Stored records
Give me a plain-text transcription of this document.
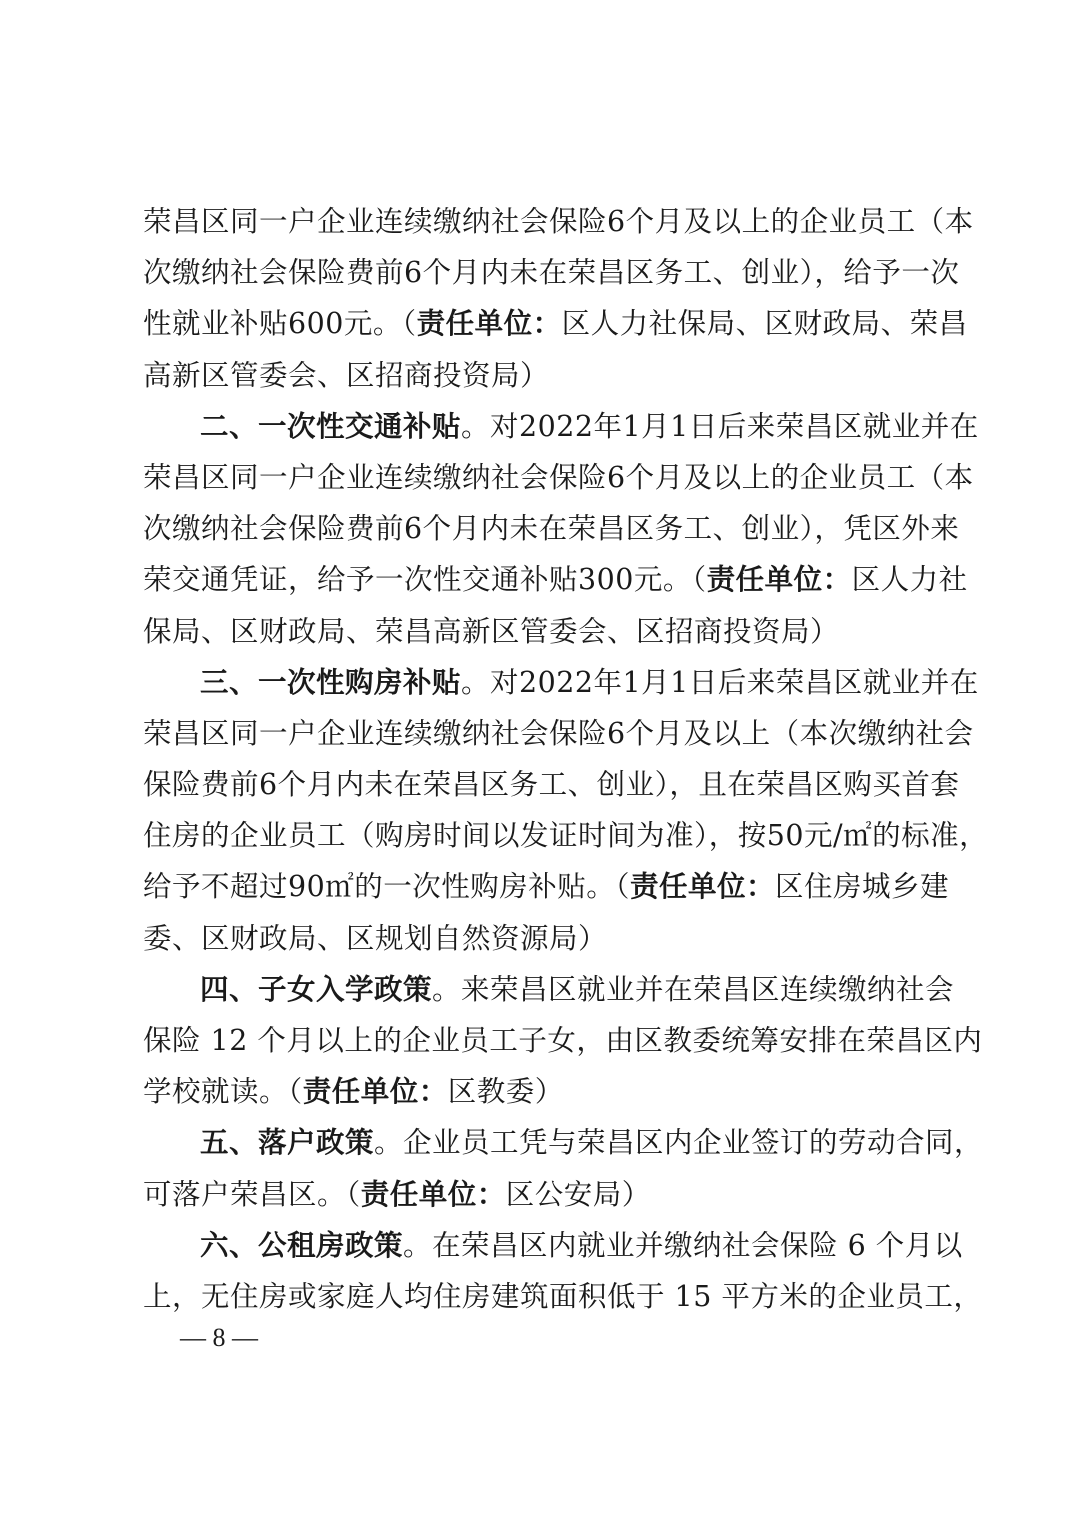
荣昌区同一户企业连续缴纳社会保险6个月及以上的企业员工（本
次缴纳社会保险费前6个月内未在荣昌区务工、创业），给予一次
性就业补贴600元。（责任单位：区人力社保局、区财政局、荣昌
高新区管委会、区招商投资局）
二、一次性交通补贴。对2022年1月1日后来荣昌区就业并在
荣昌区同一户企业连续缴纳社会保险6个月及以上的企业员工（本
次缴纳社会保险费前6个月内未在荣昌区务工、创业），凭区外来
荣交通凭证，给予一次性交通补贴300元。（责任单位：区人力社
保局、区财政局、荣昌高新区管委会、区招商投资局）
三、一次性购房补贴。对2022年1月1日后来荣昌区就业并在
荣昌区同一户企业连续缴纳社会保险6个月及以上（本次缴纳社会
保险费前6个月内未在荣昌区务工、创业），且在荣昌区购买首套
住房的企业员工（购房时间以发证时间为准），按50元/㎡的标准，
给予不超过90㎡的一次性购房补贴。（责任单位：区住房城乡建
委、区财政局、区规划自然资源局）
四、子女入学政策。来荣昌区就业并在荣昌区连续缴纳社会
保险 12 个月以上的企业员工子女，由区教委统筹安排在荣昌区内
学校就读。（责任单位：区教委）
五、落户政策。企业员工凭与荣昌区内企业签订的劳动合同，
可落户荣昌区。（责任单位：区公安局）
六、公租房政策。在荣昌区内就业并缴纳社会保险 6 个月以
上，无住房或家庭人均住房建筑面积低于 15 平方米的企业员工，
— 8 —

● **What this task involves**
Write the material out again exactly as it appears, dropping the pictures.

● **Reply to the task**
Give me a plain-text transcription of this document.
荣昌区同一户企业连续缴纳社会保险6个月及以上的企业员工（本
次缴纳社会保险费前6个月内未在荣昌区务工、创业），给予一次
性就业补贴600元。（责任单位：区人力社保局、区财政局、荣昌
高新区管委会、区招商投资局）
二、一次性交通补贴。对2022年1月1日后来荣昌区就业并在
荣昌区同一户企业连续缴纳社会保险6个月及以上的企业员工（本
次缴纳社会保险费前6个月内未在荣昌区务工、创业），凭区外来
荣交通凭证，给予一次性交通补贴300元。（责任单位：区人力社
保局、区财政局、荣昌高新区管委会、区招商投资局）
三、一次性购房补贴。对2022年1月1日后来荣昌区就业并在
荣昌区同一户企业连续缴纳社会保险6个月及以上（本次缴纳社会
保险费前6个月内未在荣昌区务工、创业），且在荣昌区购买首套
住房的企业员工（购房时间以发证时间为准），按50元/㎡的标准，
给予不超过90㎡的一次性购房补贴。（责任单位：区住房城乡建
委、区财政局、区规划自然资源局）
四、子女入学政策。来荣昌区就业并在荣昌区连续缴纳社会
保险 12 个月以上的企业员工子女，由区教委统筹安排在荣昌区内
学校就读。（责任单位：区教委）
五、落户政策。企业员工凭与荣昌区内企业签订的劳动合同，
可落户荣昌区。（责任单位：区公安局）
六、公租房政策。在荣昌区内就业并缴纳社会保险 6 个月以
上，无住房或家庭人均住房建筑面积低于 15 平方米的企业员工，
— 8 —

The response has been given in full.